Sift the listing for lines that hold the string "problem" and pull them out.

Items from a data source
## START
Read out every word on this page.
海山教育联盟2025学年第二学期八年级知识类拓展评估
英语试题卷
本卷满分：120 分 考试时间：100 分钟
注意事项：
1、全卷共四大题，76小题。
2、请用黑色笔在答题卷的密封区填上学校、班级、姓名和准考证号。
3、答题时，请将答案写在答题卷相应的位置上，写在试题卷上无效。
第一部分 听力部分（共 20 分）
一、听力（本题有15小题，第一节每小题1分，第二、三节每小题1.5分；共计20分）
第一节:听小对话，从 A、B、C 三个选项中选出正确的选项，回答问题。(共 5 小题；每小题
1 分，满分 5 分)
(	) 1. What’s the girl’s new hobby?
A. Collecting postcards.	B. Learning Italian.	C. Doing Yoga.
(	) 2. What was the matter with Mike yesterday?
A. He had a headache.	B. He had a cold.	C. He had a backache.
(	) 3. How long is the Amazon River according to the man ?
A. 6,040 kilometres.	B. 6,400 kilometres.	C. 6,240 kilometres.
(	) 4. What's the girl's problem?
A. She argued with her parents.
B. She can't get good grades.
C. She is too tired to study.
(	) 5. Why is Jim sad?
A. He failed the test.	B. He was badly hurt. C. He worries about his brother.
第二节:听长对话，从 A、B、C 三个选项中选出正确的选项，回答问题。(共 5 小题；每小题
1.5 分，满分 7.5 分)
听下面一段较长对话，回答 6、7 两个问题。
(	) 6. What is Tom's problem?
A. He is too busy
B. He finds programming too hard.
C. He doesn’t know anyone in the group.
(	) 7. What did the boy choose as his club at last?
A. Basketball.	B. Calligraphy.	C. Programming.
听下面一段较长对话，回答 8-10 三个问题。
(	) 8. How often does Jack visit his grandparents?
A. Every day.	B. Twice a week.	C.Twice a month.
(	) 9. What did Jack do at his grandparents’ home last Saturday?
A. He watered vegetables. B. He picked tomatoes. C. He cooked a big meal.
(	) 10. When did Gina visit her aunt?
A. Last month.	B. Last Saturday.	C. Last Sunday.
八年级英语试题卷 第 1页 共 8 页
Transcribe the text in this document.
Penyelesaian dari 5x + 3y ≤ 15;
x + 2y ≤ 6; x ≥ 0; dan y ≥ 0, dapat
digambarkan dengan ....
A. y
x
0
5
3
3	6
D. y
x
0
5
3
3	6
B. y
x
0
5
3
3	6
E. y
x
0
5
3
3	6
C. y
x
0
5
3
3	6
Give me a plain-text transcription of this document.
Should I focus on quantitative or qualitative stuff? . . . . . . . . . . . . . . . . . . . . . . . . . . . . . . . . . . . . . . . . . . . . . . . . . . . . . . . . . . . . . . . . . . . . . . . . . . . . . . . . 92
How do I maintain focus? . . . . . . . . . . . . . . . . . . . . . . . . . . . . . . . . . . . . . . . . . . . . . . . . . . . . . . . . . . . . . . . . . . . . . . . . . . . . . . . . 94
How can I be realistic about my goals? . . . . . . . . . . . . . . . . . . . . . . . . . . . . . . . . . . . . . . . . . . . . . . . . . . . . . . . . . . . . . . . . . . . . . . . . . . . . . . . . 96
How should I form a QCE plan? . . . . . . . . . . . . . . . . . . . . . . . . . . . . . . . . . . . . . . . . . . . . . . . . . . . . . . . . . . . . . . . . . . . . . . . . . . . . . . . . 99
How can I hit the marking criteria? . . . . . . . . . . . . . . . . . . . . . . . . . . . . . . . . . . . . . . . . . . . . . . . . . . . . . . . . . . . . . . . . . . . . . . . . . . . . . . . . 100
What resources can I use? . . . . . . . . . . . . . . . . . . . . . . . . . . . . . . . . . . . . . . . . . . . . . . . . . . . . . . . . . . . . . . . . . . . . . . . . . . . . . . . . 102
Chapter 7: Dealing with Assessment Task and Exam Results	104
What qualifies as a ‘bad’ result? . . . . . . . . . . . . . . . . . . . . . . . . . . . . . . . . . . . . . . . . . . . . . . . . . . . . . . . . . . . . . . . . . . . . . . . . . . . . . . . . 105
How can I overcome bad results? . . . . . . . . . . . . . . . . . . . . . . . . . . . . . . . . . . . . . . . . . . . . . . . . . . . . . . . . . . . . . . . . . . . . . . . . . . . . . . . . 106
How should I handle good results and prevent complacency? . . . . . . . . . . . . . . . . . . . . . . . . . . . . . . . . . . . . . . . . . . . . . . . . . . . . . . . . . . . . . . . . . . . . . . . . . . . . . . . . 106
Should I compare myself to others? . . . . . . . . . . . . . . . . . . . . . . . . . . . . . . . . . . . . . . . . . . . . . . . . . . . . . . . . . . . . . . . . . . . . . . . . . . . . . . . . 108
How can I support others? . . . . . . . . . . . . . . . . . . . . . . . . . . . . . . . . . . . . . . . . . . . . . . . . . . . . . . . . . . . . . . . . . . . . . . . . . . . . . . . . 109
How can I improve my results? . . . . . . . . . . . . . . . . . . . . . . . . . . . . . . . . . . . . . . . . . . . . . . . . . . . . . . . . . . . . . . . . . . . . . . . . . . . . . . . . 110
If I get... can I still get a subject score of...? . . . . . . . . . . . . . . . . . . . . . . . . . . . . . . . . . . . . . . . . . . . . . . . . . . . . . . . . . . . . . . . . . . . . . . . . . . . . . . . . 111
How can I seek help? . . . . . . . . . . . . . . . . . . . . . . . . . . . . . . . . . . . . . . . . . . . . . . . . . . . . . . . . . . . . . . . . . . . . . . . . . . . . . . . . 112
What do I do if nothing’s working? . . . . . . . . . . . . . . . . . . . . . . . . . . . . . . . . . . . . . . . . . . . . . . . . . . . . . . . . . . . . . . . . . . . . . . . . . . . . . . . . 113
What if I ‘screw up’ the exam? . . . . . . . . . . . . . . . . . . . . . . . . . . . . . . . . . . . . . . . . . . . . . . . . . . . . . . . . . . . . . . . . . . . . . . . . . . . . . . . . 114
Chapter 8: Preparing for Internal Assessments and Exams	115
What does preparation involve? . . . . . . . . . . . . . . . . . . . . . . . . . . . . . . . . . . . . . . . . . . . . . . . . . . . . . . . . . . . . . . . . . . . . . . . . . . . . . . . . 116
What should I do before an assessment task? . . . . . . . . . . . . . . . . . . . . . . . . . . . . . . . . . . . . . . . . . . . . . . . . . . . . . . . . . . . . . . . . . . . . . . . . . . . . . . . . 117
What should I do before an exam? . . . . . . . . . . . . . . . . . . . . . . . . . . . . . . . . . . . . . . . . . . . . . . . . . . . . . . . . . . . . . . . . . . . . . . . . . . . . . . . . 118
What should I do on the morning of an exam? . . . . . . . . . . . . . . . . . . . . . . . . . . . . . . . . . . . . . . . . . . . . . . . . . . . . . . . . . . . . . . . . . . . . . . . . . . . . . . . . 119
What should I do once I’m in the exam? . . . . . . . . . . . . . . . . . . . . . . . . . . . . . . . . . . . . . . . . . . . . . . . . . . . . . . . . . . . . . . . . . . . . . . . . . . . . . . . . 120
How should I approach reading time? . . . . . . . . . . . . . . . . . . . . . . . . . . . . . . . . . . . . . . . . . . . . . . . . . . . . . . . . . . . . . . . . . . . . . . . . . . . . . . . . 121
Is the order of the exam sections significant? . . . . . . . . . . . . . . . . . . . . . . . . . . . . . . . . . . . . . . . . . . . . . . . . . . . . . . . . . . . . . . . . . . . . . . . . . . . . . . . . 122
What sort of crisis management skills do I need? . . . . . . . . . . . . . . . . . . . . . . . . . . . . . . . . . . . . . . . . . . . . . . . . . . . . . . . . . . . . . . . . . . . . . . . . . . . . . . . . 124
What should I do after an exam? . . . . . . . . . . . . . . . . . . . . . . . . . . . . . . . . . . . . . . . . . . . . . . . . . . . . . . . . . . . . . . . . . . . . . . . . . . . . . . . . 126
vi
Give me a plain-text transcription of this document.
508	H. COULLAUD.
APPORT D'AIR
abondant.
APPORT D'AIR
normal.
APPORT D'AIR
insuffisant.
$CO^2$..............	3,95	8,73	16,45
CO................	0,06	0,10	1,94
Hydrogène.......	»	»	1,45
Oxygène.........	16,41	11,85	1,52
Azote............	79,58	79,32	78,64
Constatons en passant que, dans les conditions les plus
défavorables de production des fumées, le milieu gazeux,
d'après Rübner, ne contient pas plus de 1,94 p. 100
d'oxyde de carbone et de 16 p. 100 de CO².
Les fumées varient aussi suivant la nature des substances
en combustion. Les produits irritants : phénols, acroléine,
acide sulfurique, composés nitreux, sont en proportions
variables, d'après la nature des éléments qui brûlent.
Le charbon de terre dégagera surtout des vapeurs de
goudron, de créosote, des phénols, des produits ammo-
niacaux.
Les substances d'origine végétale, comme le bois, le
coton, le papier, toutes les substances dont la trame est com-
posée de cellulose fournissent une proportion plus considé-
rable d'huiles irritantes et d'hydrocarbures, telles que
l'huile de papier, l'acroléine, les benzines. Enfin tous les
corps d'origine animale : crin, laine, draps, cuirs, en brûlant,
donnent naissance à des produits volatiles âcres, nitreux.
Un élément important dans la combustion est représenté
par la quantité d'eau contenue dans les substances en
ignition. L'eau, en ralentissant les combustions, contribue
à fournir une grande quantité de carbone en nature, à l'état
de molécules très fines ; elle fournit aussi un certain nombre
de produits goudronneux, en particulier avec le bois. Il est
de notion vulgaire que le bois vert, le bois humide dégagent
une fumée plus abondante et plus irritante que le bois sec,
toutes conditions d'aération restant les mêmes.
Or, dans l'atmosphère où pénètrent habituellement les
## END
EXERCISE RESULT:
(	) 4. What's the girl's problem?
(	) 6. What is Tom's problem?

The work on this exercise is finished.